Given request
Of all the lines in the material, how many contain the word "this"? State the number alone.
-- Start --
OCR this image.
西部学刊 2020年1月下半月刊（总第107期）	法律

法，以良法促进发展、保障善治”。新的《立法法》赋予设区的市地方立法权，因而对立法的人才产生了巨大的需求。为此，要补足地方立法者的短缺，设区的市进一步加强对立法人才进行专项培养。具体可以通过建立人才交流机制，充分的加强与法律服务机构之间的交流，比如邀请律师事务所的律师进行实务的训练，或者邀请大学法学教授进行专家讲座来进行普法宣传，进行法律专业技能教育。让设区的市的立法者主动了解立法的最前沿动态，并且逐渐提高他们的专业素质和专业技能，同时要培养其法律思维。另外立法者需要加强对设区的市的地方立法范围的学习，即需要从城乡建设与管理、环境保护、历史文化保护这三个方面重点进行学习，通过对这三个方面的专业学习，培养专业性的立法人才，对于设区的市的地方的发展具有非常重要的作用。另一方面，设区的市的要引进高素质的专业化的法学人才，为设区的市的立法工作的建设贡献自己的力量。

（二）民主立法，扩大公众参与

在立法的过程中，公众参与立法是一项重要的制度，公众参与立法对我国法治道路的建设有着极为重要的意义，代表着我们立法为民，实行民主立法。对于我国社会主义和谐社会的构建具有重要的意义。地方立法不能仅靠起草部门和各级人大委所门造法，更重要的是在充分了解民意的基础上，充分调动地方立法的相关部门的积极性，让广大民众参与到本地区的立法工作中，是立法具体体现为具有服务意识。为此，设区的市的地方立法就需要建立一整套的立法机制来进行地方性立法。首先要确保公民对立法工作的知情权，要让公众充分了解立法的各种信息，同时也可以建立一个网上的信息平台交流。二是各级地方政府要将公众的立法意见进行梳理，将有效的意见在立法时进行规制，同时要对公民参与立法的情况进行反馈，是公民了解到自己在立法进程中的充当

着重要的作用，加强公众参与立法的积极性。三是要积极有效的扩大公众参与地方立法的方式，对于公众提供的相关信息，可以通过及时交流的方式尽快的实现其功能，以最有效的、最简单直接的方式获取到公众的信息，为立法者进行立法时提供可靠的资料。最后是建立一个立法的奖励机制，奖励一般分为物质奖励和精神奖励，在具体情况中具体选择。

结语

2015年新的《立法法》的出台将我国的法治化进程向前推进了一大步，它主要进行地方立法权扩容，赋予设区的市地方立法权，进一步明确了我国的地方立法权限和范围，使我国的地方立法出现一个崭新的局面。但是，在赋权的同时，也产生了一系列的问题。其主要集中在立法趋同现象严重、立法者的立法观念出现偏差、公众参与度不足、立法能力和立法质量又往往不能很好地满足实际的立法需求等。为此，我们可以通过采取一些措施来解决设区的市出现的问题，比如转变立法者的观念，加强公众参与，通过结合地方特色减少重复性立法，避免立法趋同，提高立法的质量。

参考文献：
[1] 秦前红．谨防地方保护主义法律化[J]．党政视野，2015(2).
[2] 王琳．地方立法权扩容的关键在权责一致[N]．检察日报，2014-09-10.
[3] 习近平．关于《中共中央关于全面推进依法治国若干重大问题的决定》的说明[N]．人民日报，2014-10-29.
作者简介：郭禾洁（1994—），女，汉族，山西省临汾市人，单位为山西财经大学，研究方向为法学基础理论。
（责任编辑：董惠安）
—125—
-- End --
-- Start --
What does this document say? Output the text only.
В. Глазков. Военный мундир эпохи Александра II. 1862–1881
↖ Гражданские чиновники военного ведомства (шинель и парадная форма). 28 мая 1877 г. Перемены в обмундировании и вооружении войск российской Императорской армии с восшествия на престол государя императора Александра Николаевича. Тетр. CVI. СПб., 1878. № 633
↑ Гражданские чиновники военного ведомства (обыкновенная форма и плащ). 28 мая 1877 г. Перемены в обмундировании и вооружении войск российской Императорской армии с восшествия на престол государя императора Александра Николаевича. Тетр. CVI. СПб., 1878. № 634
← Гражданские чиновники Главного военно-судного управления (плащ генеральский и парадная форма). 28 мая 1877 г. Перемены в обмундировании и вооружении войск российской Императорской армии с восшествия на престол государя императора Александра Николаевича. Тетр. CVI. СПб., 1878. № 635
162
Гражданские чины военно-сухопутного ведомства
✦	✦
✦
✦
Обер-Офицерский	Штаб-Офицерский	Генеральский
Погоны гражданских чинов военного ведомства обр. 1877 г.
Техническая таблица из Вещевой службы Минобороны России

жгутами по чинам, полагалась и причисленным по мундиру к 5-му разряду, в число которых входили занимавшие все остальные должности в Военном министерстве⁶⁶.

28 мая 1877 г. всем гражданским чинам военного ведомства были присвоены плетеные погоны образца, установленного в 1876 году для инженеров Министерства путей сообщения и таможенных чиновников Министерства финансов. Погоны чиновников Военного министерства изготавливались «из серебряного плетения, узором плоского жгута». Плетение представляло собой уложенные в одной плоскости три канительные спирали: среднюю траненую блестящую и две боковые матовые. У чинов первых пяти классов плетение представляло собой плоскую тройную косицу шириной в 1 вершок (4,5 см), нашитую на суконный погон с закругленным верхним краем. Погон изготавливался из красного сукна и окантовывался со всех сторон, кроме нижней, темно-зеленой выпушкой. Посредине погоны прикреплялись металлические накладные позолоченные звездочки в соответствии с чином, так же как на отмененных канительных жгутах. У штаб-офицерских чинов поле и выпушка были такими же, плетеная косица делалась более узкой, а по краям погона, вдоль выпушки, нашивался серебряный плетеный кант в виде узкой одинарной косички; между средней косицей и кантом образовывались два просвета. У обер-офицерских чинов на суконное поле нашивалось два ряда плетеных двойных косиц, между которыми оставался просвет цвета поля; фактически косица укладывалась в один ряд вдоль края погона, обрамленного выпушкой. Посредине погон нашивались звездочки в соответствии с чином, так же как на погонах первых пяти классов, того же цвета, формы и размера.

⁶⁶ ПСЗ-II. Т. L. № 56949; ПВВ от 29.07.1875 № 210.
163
-- End --
Correct output
2